**EXERCISE PROMPT**
Can you write out the rows below again, renaming every "x-tick-label" to "day-tick-label" and leaving everything else unchanged?

+++ PROVIDED DATA

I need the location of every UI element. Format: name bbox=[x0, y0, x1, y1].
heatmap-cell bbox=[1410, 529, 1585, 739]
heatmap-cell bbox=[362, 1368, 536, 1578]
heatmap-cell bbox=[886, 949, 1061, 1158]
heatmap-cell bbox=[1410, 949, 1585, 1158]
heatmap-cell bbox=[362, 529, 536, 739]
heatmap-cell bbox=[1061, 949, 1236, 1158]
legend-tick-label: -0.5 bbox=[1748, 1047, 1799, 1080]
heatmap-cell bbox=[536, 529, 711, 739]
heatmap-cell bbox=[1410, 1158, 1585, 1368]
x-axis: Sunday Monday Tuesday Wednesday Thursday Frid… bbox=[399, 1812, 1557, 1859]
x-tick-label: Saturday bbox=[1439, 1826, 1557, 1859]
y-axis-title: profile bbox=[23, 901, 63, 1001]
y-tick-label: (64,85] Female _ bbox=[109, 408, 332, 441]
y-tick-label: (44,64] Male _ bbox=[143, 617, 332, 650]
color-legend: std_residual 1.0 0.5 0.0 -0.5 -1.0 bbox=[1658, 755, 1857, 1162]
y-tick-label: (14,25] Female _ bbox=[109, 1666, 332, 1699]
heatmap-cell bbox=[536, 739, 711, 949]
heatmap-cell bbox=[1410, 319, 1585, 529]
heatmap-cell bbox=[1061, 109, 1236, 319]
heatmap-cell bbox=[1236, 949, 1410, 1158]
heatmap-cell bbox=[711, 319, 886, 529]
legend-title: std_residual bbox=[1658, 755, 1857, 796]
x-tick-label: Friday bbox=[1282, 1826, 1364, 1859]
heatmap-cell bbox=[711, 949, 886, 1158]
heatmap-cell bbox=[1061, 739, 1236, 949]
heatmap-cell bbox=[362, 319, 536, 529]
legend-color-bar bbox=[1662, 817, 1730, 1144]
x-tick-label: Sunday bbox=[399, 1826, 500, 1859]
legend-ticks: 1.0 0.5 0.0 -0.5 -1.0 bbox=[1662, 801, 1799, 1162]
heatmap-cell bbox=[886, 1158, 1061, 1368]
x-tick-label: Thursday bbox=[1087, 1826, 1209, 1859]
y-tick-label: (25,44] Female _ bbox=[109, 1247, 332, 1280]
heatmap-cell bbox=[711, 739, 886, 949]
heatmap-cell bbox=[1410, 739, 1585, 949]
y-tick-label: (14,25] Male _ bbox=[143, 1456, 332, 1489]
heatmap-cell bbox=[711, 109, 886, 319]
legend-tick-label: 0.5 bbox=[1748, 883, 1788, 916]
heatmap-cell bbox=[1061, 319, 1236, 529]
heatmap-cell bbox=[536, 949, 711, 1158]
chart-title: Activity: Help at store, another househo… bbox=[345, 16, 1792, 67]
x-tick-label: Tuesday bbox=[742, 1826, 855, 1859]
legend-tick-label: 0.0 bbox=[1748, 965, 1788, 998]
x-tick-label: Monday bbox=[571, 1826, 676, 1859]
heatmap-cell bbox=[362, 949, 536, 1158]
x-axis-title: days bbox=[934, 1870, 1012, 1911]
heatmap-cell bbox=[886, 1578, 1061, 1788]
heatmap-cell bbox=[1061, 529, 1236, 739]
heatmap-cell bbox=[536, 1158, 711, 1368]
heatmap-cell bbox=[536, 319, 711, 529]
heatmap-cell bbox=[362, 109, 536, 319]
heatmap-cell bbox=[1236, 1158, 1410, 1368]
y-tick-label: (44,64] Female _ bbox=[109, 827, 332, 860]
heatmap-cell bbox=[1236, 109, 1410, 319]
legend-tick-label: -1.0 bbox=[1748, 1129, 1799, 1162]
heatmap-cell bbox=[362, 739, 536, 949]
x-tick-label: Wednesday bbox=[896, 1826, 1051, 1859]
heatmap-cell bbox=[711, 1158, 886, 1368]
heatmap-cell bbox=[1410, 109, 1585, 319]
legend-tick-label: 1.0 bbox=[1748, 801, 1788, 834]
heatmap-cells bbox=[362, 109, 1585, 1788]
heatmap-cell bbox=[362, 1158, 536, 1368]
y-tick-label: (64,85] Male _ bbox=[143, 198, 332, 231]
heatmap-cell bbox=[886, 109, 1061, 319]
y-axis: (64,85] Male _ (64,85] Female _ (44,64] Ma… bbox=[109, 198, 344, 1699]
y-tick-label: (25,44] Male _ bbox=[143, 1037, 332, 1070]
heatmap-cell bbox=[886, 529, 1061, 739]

++++++

**RESPONSE**
I need the location of every UI element. Format: name bbox=[x0, y0, x1, y1].
heatmap-cell bbox=[1410, 529, 1585, 739]
heatmap-cell bbox=[362, 1368, 536, 1578]
heatmap-cell bbox=[886, 949, 1061, 1158]
heatmap-cell bbox=[1410, 949, 1585, 1158]
heatmap-cell bbox=[362, 529, 536, 739]
heatmap-cell bbox=[1061, 949, 1236, 1158]
legend-tick-label: -0.5 bbox=[1748, 1047, 1799, 1080]
heatmap-cell bbox=[536, 529, 711, 739]
heatmap-cell bbox=[1410, 1158, 1585, 1368]
x-axis: Sunday Monday Tuesday Wednesday Thursday Frid… bbox=[399, 1812, 1557, 1859]
day-tick-label: Saturday bbox=[1439, 1826, 1557, 1859]
y-axis-title: profile bbox=[23, 901, 63, 1001]
y-tick-label: (64,85] Female _ bbox=[109, 408, 332, 441]
y-tick-label: (44,64] Male _ bbox=[143, 617, 332, 650]
color-legend: std_residual 1.0 0.5 0.0 -0.5 -1.0 bbox=[1658, 755, 1857, 1162]
y-tick-label: (14,25] Female _ bbox=[109, 1666, 332, 1699]
heatmap-cell bbox=[536, 739, 711, 949]
heatmap-cell bbox=[1410, 319, 1585, 529]
heatmap-cell bbox=[1061, 109, 1236, 319]
heatmap-cell bbox=[1236, 949, 1410, 1158]
heatmap-cell bbox=[711, 319, 886, 529]
legend-title: std_residual bbox=[1658, 755, 1857, 796]
day-tick-label: Friday bbox=[1282, 1826, 1364, 1859]
heatmap-cell bbox=[711, 949, 886, 1158]
heatmap-cell bbox=[1061, 739, 1236, 949]
heatmap-cell bbox=[362, 319, 536, 529]
legend-color-bar bbox=[1662, 817, 1730, 1144]
day-tick-label: Sunday bbox=[399, 1826, 500, 1859]
legend-ticks: 1.0 0.5 0.0 -0.5 -1.0 bbox=[1662, 801, 1799, 1162]
heatmap-cell bbox=[886, 1158, 1061, 1368]
day-tick-label: Thursday bbox=[1087, 1826, 1209, 1859]
y-tick-label: (25,44] Female _ bbox=[109, 1247, 332, 1280]
heatmap-cell bbox=[711, 739, 886, 949]
heatmap-cell bbox=[1410, 739, 1585, 949]
y-tick-label: (14,25] Male _ bbox=[143, 1456, 332, 1489]
heatmap-cell bbox=[711, 109, 886, 319]
legend-tick-label: 0.5 bbox=[1748, 883, 1788, 916]
heatmap-cell bbox=[1061, 319, 1236, 529]
heatmap-cell bbox=[536, 949, 711, 1158]
chart-title: Activity: Help at store, another househo… bbox=[345, 16, 1792, 67]
day-tick-label: Tuesday bbox=[742, 1826, 855, 1859]
legend-tick-label: 0.0 bbox=[1748, 965, 1788, 998]
day-tick-label: Monday bbox=[571, 1826, 676, 1859]
heatmap-cell bbox=[362, 949, 536, 1158]
x-axis-title: days bbox=[934, 1870, 1012, 1911]
heatmap-cell bbox=[886, 1578, 1061, 1788]
heatmap-cell bbox=[1061, 529, 1236, 739]
heatmap-cell bbox=[536, 1158, 711, 1368]
heatmap-cell bbox=[536, 319, 711, 529]
heatmap-cell bbox=[362, 109, 536, 319]
heatmap-cell bbox=[1236, 1158, 1410, 1368]
y-tick-label: (44,64] Female _ bbox=[109, 827, 332, 860]
heatmap-cell bbox=[1236, 109, 1410, 319]
legend-tick-label: -1.0 bbox=[1748, 1129, 1799, 1162]
heatmap-cell bbox=[362, 739, 536, 949]
day-tick-label: Wednesday bbox=[896, 1826, 1051, 1859]
heatmap-cell bbox=[711, 1158, 886, 1368]
heatmap-cell bbox=[1410, 109, 1585, 319]
legend-tick-label: 1.0 bbox=[1748, 801, 1788, 834]
heatmap-cells bbox=[362, 109, 1585, 1788]
heatmap-cell bbox=[362, 1158, 536, 1368]
y-tick-label: (64,85] Male _ bbox=[143, 198, 332, 231]
heatmap-cell bbox=[886, 109, 1061, 319]
y-axis: (64,85] Male _ (64,85] Female _ (44,64] Ma… bbox=[109, 198, 344, 1699]
y-tick-label: (25,44] Male _ bbox=[143, 1037, 332, 1070]
heatmap-cell bbox=[886, 529, 1061, 739]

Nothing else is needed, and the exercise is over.